## [EXERCISE GOAL]
Reproduce the listing below word for word, from its very first line down to and including the line that contains "- zoom-in-button[interactable]: +: [942, 1264, 1044, 1366]". Output nothing beyond those lines.
# START OF PROVIDED RECORDS
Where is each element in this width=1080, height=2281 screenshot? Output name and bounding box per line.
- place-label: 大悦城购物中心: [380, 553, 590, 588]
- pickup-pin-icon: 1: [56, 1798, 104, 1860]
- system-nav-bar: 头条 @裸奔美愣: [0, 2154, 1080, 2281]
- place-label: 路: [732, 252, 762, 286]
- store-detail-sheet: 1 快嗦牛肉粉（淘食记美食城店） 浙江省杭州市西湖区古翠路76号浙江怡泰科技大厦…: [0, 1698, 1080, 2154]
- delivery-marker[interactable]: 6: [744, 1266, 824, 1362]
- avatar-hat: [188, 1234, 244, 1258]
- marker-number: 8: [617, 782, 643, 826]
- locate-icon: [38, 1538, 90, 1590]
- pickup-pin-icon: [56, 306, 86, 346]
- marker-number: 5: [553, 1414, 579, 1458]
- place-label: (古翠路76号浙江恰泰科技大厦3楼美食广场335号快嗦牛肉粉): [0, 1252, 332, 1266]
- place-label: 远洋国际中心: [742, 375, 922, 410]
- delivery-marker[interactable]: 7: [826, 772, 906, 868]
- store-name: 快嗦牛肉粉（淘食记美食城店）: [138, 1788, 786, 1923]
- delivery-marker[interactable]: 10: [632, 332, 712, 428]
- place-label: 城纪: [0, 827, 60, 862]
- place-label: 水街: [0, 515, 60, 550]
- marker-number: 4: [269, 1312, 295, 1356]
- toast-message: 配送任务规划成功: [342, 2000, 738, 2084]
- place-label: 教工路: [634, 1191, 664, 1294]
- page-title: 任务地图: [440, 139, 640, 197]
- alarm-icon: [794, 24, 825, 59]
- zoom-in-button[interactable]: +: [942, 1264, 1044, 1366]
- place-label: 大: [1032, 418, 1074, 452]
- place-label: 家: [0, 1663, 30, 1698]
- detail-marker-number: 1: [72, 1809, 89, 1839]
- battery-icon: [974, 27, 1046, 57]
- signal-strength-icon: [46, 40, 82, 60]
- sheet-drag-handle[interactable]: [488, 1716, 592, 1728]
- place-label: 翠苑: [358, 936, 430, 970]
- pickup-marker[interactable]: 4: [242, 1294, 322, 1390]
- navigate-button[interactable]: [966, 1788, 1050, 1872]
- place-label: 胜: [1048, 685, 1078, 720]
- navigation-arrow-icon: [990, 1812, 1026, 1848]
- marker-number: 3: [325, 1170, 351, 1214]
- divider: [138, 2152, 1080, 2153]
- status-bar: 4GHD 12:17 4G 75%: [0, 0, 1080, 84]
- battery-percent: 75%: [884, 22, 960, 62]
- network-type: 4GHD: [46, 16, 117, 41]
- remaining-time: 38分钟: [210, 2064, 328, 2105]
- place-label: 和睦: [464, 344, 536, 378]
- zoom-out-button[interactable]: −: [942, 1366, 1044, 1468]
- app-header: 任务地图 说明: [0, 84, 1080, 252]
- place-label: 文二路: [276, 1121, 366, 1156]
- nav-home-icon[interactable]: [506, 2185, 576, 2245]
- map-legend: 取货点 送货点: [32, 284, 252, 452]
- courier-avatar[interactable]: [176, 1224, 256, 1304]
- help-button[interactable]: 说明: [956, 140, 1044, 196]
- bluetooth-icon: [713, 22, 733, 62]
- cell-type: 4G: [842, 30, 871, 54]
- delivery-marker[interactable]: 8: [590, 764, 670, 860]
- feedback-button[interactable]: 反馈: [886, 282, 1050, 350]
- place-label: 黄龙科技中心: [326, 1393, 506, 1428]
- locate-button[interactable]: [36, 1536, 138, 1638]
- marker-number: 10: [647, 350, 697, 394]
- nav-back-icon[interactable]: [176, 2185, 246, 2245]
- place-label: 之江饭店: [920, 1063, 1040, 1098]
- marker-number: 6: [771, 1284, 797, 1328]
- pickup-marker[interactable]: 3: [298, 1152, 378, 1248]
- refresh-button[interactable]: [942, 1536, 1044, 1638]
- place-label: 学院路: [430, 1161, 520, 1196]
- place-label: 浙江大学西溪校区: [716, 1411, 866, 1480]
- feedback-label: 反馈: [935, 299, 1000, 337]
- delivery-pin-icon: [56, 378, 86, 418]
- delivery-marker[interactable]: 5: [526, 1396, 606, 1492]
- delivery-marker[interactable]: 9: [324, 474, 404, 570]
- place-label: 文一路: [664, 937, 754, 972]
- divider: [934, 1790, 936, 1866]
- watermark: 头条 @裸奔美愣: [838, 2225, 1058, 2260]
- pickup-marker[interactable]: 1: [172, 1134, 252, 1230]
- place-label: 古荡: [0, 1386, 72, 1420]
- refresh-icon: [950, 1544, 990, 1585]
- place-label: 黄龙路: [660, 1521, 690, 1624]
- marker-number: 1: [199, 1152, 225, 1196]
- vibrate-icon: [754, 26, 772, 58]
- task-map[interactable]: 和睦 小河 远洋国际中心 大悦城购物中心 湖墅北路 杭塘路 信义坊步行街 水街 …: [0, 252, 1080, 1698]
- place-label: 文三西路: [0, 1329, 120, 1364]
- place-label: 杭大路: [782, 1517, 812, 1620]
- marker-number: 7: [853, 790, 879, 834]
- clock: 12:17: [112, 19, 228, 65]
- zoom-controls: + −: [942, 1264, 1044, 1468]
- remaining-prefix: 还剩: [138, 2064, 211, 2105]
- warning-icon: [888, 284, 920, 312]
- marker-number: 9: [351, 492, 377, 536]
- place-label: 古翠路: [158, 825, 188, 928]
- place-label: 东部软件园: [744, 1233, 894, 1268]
# END OF PROVIDED RECORDS
## [RESULT OF THIS EXERCISE]
Where is each element in this width=1080, height=2281 screenshot? Output name and bounding box per line.
- place-label: 大悦城购物中心: [380, 553, 590, 588]
- pickup-pin-icon: 1: [56, 1798, 104, 1860]
- system-nav-bar: 头条 @裸奔美愣: [0, 2154, 1080, 2281]
- place-label: 路: [732, 252, 762, 286]
- store-detail-sheet: 1 快嗦牛肉粉（淘食记美食城店） 浙江省杭州市西湖区古翠路76号浙江怡泰科技大厦…: [0, 1698, 1080, 2154]
- delivery-marker[interactable]: 6: [744, 1266, 824, 1362]
- avatar-hat: [188, 1234, 244, 1258]
- marker-number: 8: [617, 782, 643, 826]
- locate-icon: [38, 1538, 90, 1590]
- pickup-pin-icon: [56, 306, 86, 346]
- marker-number: 5: [553, 1414, 579, 1458]
- place-label: (古翠路76号浙江恰泰科技大厦3楼美食广场335号快嗦牛肉粉): [0, 1252, 332, 1266]
- place-label: 远洋国际中心: [742, 375, 922, 410]
- delivery-marker[interactable]: 7: [826, 772, 906, 868]
- store-name: 快嗦牛肉粉（淘食记美食城店）: [138, 1788, 786, 1923]
- delivery-marker[interactable]: 10: [632, 332, 712, 428]
- place-label: 城纪: [0, 827, 60, 862]
- place-label: 水街: [0, 515, 60, 550]
- marker-number: 4: [269, 1312, 295, 1356]
- toast-message: 配送任务规划成功: [342, 2000, 738, 2084]
- place-label: 教工路: [634, 1191, 664, 1294]
- page-title: 任务地图: [440, 139, 640, 197]
- alarm-icon: [794, 24, 825, 59]
- zoom-in-button[interactable]: +: [942, 1264, 1044, 1366]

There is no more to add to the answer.